__Records__.
#####
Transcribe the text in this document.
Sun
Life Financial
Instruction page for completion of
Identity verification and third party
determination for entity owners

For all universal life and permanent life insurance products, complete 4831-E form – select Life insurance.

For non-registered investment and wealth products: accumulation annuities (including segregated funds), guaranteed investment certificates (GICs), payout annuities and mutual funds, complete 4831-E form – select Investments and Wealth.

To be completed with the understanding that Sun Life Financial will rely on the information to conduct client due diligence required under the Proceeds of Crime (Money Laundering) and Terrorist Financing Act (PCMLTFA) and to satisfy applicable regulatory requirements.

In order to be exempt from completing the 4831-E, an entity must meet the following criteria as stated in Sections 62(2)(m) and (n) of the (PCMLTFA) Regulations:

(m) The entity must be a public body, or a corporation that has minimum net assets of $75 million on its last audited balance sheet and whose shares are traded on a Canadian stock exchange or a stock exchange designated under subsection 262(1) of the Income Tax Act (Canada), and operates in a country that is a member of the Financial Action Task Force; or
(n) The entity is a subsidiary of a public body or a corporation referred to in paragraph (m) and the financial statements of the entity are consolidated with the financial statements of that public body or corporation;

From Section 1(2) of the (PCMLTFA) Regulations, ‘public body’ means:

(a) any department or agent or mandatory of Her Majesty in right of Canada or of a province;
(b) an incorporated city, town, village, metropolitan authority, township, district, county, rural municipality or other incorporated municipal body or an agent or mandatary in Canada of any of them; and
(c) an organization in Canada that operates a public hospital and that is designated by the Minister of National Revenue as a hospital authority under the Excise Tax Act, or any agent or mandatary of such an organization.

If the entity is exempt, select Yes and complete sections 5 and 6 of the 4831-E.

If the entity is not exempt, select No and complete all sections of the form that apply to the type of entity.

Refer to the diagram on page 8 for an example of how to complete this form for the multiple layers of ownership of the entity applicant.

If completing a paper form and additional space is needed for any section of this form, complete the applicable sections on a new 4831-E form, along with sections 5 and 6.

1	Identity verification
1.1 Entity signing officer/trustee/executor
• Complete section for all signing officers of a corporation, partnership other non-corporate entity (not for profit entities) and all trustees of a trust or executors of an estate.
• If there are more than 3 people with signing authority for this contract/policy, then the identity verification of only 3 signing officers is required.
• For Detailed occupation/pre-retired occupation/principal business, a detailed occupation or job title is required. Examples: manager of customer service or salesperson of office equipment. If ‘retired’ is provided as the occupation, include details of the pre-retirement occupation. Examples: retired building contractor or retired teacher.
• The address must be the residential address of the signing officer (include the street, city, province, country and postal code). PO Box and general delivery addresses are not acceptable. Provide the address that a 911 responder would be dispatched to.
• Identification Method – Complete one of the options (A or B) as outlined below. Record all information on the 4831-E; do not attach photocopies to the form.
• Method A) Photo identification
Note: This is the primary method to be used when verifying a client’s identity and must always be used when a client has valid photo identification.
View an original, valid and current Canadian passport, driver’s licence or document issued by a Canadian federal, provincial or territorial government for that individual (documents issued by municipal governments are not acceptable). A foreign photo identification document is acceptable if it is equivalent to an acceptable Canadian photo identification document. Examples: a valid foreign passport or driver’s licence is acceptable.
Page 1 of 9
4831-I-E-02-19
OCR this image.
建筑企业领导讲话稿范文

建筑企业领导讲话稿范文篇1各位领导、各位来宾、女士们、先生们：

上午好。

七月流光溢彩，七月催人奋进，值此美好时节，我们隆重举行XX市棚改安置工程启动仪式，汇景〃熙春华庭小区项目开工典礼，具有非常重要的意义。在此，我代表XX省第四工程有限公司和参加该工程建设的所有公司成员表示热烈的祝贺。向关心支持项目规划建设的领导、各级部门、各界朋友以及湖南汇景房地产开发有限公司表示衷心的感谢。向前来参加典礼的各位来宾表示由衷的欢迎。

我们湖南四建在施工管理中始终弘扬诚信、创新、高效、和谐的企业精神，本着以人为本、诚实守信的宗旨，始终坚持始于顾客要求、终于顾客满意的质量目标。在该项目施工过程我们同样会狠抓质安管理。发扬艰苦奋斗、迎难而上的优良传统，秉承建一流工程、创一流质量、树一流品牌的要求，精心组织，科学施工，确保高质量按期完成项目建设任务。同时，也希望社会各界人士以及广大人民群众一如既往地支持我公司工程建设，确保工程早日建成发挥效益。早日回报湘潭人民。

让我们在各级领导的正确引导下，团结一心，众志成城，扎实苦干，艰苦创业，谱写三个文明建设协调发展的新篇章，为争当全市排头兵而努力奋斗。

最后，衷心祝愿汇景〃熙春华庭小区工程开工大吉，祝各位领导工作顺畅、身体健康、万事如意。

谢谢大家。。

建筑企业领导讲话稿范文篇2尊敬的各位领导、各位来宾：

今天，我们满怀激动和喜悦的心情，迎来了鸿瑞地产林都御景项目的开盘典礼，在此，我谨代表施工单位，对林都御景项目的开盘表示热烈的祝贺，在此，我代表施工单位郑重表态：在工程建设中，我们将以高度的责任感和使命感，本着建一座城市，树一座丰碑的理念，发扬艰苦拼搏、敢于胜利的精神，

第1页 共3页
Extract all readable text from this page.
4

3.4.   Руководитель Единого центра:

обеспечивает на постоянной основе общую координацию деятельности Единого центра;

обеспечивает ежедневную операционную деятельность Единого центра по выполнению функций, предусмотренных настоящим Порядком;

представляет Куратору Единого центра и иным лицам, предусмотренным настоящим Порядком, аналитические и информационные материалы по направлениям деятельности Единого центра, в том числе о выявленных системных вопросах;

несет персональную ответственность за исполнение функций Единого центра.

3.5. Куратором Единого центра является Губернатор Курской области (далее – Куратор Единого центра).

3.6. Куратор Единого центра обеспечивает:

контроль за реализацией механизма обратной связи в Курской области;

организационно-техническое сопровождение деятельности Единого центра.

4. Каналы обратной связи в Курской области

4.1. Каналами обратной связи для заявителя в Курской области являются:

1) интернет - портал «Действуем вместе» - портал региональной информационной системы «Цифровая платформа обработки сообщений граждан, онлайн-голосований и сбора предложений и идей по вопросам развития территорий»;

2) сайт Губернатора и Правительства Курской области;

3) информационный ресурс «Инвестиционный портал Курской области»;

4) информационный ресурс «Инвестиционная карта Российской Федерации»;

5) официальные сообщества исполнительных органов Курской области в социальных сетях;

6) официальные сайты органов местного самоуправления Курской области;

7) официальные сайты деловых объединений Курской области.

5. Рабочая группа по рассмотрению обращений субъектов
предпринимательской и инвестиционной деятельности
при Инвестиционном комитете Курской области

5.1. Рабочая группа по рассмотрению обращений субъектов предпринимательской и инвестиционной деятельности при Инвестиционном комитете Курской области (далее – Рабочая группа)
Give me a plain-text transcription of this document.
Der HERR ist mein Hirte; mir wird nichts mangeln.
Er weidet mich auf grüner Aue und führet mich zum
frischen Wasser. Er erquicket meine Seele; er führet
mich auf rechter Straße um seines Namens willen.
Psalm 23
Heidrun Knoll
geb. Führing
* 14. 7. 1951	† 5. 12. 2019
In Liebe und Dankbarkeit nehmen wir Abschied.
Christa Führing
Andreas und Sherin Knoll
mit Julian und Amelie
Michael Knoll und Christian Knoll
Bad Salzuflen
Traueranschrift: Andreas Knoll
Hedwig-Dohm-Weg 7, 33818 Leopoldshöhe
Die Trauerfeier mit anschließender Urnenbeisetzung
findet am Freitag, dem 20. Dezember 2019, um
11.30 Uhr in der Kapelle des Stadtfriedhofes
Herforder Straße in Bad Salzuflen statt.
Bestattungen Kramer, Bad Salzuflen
#####
__Given request__. Give only the number of lines in the entries that contain "city".

__The solution__. 2